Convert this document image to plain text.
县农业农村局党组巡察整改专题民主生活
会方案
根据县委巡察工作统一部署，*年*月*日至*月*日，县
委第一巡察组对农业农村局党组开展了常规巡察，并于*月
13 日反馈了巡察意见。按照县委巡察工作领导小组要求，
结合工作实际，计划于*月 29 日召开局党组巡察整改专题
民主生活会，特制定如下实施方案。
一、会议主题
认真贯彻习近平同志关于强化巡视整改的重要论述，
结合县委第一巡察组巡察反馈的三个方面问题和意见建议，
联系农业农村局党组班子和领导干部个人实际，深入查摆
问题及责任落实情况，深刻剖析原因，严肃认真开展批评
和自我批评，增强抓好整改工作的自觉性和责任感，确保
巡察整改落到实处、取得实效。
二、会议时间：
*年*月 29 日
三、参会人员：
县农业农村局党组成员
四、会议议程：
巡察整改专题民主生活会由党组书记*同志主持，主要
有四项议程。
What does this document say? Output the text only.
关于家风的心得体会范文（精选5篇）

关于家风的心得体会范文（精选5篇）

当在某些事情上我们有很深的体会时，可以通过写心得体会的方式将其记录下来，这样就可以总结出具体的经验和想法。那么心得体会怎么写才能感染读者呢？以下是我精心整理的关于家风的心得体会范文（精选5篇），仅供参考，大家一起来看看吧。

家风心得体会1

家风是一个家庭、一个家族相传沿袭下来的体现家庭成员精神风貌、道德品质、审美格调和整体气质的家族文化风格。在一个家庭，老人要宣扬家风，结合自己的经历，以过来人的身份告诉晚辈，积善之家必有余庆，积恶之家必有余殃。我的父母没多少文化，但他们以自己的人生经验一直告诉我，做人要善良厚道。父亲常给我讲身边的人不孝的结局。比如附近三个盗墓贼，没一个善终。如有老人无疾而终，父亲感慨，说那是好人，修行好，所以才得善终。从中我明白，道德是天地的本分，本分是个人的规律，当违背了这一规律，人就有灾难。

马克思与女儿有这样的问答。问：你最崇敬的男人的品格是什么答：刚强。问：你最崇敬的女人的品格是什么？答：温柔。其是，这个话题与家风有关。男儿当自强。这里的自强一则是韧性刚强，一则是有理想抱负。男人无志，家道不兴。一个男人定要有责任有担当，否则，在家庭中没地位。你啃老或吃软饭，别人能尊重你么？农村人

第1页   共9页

--------------------

Filter the data for the string "document" and copy every line that has it.

Convert this document image to plain text.
What does this document say? Output the text only.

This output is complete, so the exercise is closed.